## What to produce
Present the following entries again, word for word and in full.

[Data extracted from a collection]

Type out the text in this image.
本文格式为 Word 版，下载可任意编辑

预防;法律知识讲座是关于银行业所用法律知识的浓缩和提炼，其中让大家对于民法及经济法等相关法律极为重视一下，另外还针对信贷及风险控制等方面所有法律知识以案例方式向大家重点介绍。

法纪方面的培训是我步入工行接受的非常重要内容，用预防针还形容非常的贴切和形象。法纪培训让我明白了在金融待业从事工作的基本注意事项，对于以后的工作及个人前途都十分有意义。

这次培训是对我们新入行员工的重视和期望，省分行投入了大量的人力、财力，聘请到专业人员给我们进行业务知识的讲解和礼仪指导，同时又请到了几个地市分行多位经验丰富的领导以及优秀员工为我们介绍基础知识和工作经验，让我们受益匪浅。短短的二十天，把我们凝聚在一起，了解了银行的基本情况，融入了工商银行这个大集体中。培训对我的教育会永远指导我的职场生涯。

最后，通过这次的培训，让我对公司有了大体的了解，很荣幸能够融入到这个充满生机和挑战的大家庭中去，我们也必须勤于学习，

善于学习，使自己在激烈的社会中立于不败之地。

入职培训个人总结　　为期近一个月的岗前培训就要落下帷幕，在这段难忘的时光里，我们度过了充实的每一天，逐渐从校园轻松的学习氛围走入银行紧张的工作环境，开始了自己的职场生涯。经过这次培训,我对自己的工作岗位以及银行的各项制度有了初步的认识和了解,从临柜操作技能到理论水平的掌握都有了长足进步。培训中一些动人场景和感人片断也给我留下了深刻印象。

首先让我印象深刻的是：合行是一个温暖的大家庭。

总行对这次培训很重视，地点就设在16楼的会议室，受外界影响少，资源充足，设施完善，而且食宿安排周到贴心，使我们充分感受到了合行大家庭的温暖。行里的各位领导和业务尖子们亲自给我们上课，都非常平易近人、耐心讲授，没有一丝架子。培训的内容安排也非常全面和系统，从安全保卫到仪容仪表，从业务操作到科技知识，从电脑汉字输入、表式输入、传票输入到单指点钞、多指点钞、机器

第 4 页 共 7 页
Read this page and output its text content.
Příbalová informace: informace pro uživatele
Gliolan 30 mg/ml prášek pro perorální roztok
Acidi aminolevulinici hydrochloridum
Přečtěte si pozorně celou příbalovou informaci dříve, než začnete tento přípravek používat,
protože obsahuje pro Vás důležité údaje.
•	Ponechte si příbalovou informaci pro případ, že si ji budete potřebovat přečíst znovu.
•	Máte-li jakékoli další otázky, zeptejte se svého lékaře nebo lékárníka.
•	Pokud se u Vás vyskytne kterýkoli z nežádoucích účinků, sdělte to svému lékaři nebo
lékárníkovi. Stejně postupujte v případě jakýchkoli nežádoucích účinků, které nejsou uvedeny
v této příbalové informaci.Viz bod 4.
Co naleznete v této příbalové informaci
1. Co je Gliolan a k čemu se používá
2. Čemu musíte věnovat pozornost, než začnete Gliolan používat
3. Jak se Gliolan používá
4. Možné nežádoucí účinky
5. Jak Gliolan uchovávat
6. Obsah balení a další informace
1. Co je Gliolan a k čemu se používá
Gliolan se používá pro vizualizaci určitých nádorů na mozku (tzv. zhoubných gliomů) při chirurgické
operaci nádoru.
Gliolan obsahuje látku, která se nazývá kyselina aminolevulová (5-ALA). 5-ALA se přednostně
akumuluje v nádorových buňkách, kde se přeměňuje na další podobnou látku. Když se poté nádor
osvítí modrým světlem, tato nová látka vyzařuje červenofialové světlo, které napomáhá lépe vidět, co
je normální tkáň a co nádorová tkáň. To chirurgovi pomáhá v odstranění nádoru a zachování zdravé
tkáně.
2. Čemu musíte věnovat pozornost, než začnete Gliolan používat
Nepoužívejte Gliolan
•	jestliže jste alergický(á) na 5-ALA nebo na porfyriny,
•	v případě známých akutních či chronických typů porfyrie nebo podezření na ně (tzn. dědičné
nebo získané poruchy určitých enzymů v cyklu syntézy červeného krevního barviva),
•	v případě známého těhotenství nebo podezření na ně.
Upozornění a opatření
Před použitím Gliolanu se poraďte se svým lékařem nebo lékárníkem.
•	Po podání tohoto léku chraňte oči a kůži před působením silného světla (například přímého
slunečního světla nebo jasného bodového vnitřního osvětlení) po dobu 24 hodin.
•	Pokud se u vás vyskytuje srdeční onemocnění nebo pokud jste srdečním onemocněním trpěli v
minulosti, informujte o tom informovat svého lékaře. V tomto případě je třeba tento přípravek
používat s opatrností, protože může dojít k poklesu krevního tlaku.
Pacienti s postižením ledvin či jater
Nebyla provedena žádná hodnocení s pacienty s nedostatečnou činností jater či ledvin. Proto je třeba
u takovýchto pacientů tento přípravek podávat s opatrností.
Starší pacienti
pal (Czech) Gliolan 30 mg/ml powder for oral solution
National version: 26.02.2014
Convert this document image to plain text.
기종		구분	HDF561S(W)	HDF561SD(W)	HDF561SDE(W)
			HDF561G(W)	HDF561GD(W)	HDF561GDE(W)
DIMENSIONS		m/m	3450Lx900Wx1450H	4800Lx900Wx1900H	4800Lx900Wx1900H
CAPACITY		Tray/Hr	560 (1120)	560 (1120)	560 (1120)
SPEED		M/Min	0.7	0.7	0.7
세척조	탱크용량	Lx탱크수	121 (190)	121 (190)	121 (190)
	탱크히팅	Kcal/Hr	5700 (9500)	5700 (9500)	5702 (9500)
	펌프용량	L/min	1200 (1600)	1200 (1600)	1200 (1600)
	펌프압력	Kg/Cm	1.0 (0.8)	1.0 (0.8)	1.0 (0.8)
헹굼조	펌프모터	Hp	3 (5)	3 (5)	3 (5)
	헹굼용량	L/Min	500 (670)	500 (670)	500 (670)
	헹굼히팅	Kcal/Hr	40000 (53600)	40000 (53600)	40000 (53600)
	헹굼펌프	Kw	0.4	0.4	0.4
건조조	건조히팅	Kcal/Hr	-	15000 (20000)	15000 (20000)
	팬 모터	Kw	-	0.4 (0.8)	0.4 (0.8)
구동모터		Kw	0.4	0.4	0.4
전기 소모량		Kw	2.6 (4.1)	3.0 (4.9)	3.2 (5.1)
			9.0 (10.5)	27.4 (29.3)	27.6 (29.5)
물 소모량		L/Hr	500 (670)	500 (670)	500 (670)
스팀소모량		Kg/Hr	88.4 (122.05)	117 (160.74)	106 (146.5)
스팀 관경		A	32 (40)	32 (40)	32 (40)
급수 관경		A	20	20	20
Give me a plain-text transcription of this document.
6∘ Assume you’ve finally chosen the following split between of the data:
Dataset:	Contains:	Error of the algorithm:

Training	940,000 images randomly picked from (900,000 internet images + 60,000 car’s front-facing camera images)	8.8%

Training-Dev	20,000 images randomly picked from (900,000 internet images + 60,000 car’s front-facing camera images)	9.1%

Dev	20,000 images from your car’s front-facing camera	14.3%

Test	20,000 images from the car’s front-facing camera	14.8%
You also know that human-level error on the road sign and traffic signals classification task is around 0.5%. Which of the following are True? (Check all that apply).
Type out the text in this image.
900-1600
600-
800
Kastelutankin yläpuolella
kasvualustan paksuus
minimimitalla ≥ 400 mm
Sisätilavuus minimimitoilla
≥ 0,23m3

## Expected answer
Type out the text in this image.
本文格式为 Word 版，下载可任意编辑

预防;法律知识讲座是关于银行业所用法律知识的浓缩和提炼，其中让大家对于民法及经济法等相关法律极为重视一下，另外还针对信贷及风险控制等方面所有法律知识以案例方式向大家重点介绍。

法纪方面的培训是我步入工行接受的非常重要内容，用预防针还形容非常的贴切和形象。法纪培训让我明白了在金融待业从事工作的基本注意事项，对于以后的工作及个人前途都十分有意义。

这次培训是对我们新入行员工的重视和期望，省分行投入了大量的人力、财力，聘请到专业人员给我们进行业务知识的讲解和礼仪指导，同时又请到了几个地市分行多位经验丰富的领导以及优秀员工为我们介绍基础知识和工作经验，让我们受益匪浅。短短的二十天，把我们凝聚在一起，了解了银行的基本情况，融入了工商银行这个大集体中。培训对我的教育会永远指导我的职场生涯。

最后，通过这次的培训，让我对公司有了大体的了解，很荣幸能够融入到这个充满生机和挑战的大家庭中去，我们也必须勤于学习，

善于学习，使自己在激烈的社会中立于不败之地。

入职培训个人总结　　为期近一个月的岗前培训就要落下帷幕，在这段难忘的时光里，我们度过了充实的每一天，逐渐从校园轻松的学习氛围走入银行紧张的工作环境，开始了自己的职场生涯。经过这次培训,我对自己的工作岗位以及银行的各项制度有了初步的认识和了解,从临柜操作技能到理论水平的掌握都有了长足进步。培训中一些动人场景和感人片断也给我留下了深刻印象。

首先让我印象深刻的是：合行是一个温暖的大家庭。

总行对这次培训很重视，地点就设在16楼的会议室，受外界影响少，资源充足，设施完善，而且食宿安排周到贴心，使我们充分感受到了合行大家庭的温暖。行里的各位领导和业务尖子们亲自给我们上课，都非常平易近人、耐心讲授，没有一丝架子。培训的内容安排也非常全面和系统，从安全保卫到仪容仪表，从业务操作到科技知识，从电脑汉字输入、表式输入、传票输入到单指点钞、多指点钞、机器

第 4 页 共 7 页
Read this page and output its text content.
Příbalová informace: informace pro uživatele
Gliolan 30 mg/ml prášek pro perorální roztok
Acidi aminolevulinici hydrochloridum
Přečtěte si pozorně celou příbalovou informaci dříve, než začnete tento přípravek používat,
protože obsahuje pro Vás důležité údaje.
•	Ponechte si příbalovou informaci pro případ, že si ji budete potřebovat přečíst znovu.
•	Máte-li jakékoli další otázky, zeptejte se svého lékaře nebo lékárníka.
•	Pokud se u Vás vyskytne kterýkoli z nežádoucích účinků, sdělte to svému lékaři nebo
lékárníkovi. Stejně postupujte v případě jakýchkoli nežádoucích účinků, které nejsou uvedeny
v této příbalové informaci.Viz bod 4.
Co naleznete v této příbalové informaci
1. Co je Gliolan a k čemu se používá
2. Čemu musíte věnovat pozornost, než začnete Gliolan používat
3. Jak se Gliolan používá
4. Možné nežádoucí účinky
5. Jak Gliolan uchovávat
6. Obsah balení a další informace
1. Co je Gliolan a k čemu se používá
Gliolan se používá pro vizualizaci určitých nádorů na mozku (tzv. zhoubných gliomů) při chirurgické
operaci nádoru.
Gliolan obsahuje látku, která se nazývá kyselina aminolevulová (5-ALA). 5-ALA se přednostně
akumuluje v nádorových buňkách, kde se přeměňuje na další podobnou látku. Když se poté nádor
osvítí modrým světlem, tato nová látka vyzařuje červenofialové světlo, které napomáhá lépe vidět, co
je normální tkáň a co nádorová tkáň. To chirurgovi pomáhá v odstranění nádoru a zachování zdravé
tkáně.
2. Čemu musíte věnovat pozornost, než začnete Gliolan používat
Nepoužívejte Gliolan
•	jestliže jste alergický(á) na 5-ALA nebo na porfyriny,
•	v případě známých akutních či chronických typů porfyrie nebo podezření na ně (tzn. dědičné
nebo získané poruchy určitých enzymů v cyklu syntézy červeného krevního barviva),
•	v případě známého těhotenství nebo podezření na ně.
Upozornění a opatření
Před použitím Gliolanu se poraďte se svým lékařem nebo lékárníkem.
•	Po podání tohoto léku chraňte oči a kůži před působením silného světla (například přímého
slunečního světla nebo jasného bodového vnitřního osvětlení) po dobu 24 hodin.
•	Pokud se u vás vyskytuje srdeční onemocnění nebo pokud jste srdečním onemocněním trpěli v
minulosti, informujte o tom informovat svého lékaře. V tomto případě je třeba tento přípravek
používat s opatrností, protože může dojít k poklesu krevního tlaku.
Pacienti s postižením ledvin či jater
Nebyla provedena žádná hodnocení s pacienty s nedostatečnou činností jater či ledvin. Proto je třeba
u takovýchto pacientů tento přípravek podávat s opatrností.
Starší pacienti
pal (Czech) Gliolan 30 mg/ml powder for oral solution
National version: 26.02.2014
Convert this document image to plain text.
기종		구분	HDF561S(W)	HDF561SD(W)	HDF561SDE(W)
			HDF561G(W)	HDF561GD(W)	HDF561GDE(W)
DIMENSIONS		m/m	3450Lx900Wx1450H	4800Lx900Wx1900H	4800Lx900Wx1900H
CAPACITY		Tray/Hr	560 (1120)	560 (1120)	560 (1120)
SPEED		M/Min	0.7	0.7	0.7
세척조	탱크용량	Lx탱크수	121 (190)	121 (190)	121 (190)
	탱크히팅	Kcal/Hr	5700 (9500)	5700 (9500)	5702 (9500)
	펌프용량	L/min	1200 (1600)	1200 (1600)	1200 (1600)
	펌프압력	Kg/Cm	1.0 (0.8)	1.0 (0.8)	1.0 (0.8)
헹굼조	펌프모터	Hp	3 (5)	3 (5)	3 (5)
	헹굼용량	L/Min	500 (670)	500 (670)	500 (670)
	헹굼히팅	Kcal/Hr	40000 (53600)	40000 (53600)	40000 (53600)
	헹굼펌프	Kw	0.4	0.4	0.4
건조조	건조히팅	Kcal/Hr	-	15000 (20000)	15000 (20000)
	팬 모터	Kw	-	0.4 (0.8)	0.4 (0.8)
구동모터		Kw	0.4	0.4	0.4
전기 소모량		Kw	2.6 (4.1)	3.0 (4.9)	3.2 (5.1)
			9.0 (10.5)	27.4 (29.3)	27.6 (29.5)
물 소모량		L/Hr	500 (670)	500 (670)	500 (670)
스팀소모량		Kg/Hr	88.4 (122.05)	117 (160.74)	106 (146.5)
스팀 관경		A	32 (40)	32 (40)	32 (40)
급수 관경		A	20	20	20
Give me a plain-text transcription of this document.
6∘ Assume you’ve finally chosen the following split between of the data:
Dataset:	Contains:	Error of the algorithm:

Training	940,000 images randomly picked from (900,000 internet images + 60,000 car’s front-facing camera images)	8.8%

Training-Dev	20,000 images randomly picked from (900,000 internet images + 60,000 car’s front-facing camera images)	9.1%

Dev	20,000 images from your car’s front-facing camera	14.3%

Test	20,000 images from the car’s front-facing camera	14.8%
You also know that human-level error on the road sign and traffic signals classification task is around 0.5%. Which of the following are True? (Check all that apply).
Type out the text in this image.
900-1600
600-
800
Kastelutankin yläpuolella
kasvualustan paksuus
minimimitalla ≥ 400 mm
Sisätilavuus minimimitoilla
≥ 0,23m3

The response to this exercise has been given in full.